> _Task prompt_: For each line of the data below that holds "document", copy the line.

> _Data for this exercise_:
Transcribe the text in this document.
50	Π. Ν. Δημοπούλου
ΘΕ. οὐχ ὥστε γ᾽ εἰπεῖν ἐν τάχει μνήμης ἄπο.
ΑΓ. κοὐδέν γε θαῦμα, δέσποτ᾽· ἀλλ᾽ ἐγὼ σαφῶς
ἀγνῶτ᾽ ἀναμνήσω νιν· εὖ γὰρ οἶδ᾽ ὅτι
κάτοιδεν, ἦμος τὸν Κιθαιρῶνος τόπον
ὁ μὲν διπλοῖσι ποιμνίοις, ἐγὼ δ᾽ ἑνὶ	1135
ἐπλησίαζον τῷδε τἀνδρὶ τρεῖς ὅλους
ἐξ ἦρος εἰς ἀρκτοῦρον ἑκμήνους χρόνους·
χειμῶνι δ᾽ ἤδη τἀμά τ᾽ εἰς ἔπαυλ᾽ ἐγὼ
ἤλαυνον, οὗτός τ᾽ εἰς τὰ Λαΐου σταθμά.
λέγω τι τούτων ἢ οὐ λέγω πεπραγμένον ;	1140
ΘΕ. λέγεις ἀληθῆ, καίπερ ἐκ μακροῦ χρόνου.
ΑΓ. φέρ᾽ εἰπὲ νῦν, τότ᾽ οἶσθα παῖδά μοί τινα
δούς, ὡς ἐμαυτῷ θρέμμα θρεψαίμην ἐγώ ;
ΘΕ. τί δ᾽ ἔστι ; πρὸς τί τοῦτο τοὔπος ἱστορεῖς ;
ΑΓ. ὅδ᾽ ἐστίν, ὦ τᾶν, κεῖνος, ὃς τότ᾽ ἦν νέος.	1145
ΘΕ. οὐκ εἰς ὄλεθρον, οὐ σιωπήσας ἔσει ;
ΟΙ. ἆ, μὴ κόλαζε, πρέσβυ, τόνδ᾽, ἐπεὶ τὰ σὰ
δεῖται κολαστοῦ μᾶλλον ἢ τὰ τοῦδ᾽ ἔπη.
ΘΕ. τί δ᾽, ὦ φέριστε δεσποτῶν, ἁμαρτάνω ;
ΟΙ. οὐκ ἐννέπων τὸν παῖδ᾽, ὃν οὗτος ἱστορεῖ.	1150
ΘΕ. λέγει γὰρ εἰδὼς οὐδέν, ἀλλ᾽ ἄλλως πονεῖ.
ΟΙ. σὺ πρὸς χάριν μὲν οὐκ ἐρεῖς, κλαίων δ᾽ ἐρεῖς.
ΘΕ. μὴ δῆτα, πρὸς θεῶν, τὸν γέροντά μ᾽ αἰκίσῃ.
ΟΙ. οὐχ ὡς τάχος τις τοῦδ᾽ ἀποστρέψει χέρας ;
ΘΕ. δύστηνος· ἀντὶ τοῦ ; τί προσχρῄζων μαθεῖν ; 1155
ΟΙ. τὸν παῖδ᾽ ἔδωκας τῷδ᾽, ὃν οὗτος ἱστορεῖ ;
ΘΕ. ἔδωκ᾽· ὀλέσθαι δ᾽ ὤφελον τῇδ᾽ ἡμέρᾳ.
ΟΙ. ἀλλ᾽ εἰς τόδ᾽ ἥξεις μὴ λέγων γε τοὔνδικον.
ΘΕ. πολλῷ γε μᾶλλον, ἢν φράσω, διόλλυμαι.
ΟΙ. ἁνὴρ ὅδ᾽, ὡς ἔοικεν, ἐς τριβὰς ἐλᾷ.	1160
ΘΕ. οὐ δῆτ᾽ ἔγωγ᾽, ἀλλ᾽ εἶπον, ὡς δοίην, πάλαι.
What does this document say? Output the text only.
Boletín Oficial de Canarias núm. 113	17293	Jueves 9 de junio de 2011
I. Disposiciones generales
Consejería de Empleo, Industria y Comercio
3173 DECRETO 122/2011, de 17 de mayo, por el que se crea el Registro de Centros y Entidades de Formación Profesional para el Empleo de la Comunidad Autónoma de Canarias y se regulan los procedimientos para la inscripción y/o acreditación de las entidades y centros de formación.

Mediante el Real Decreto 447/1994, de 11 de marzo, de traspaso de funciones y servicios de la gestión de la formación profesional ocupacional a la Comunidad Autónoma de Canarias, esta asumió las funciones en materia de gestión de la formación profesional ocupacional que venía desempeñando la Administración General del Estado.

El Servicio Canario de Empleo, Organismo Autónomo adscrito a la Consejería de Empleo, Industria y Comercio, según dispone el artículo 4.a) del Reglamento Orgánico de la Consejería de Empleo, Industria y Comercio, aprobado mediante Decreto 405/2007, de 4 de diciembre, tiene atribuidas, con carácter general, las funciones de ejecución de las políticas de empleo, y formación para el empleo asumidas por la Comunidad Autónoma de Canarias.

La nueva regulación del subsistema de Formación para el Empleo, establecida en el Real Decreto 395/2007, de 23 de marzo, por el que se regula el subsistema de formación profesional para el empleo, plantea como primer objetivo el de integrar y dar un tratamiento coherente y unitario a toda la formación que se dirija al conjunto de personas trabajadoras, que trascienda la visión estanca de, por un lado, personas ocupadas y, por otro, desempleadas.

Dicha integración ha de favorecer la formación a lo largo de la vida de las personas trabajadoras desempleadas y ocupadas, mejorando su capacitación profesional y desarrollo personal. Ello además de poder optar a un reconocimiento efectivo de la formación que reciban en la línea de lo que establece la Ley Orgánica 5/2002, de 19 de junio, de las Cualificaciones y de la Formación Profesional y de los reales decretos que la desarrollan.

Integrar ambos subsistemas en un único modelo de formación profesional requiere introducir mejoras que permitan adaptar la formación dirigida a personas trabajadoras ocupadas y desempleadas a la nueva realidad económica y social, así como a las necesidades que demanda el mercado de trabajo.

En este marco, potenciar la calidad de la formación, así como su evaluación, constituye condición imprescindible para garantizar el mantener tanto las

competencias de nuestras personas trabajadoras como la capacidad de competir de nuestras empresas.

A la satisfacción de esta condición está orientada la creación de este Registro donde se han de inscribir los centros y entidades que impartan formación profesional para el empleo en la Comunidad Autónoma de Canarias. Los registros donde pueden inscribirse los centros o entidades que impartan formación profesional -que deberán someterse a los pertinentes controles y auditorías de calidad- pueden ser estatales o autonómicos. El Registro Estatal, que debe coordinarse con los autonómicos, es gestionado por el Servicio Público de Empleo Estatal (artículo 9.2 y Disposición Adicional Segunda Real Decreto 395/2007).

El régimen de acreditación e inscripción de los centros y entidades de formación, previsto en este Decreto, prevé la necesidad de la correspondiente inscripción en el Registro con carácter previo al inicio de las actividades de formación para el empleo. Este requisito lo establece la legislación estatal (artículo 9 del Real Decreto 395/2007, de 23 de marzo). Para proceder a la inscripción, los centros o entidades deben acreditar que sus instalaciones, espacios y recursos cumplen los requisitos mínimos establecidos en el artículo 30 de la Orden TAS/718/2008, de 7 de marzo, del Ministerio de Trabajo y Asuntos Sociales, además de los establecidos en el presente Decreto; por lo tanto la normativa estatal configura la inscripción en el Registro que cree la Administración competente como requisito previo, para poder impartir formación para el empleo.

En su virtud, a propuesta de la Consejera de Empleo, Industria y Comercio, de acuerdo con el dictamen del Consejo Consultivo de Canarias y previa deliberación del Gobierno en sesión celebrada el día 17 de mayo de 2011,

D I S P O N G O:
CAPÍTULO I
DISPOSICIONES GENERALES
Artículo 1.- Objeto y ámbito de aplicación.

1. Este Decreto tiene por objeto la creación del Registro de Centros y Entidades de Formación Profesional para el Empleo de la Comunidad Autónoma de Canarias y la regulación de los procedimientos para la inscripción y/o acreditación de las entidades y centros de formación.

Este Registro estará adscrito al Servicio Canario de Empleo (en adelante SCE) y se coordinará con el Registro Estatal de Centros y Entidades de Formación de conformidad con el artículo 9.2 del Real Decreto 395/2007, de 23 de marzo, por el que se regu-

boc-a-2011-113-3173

> _Finished answer_:
Transcribe the text in this document.
What does this document say? Output the text only.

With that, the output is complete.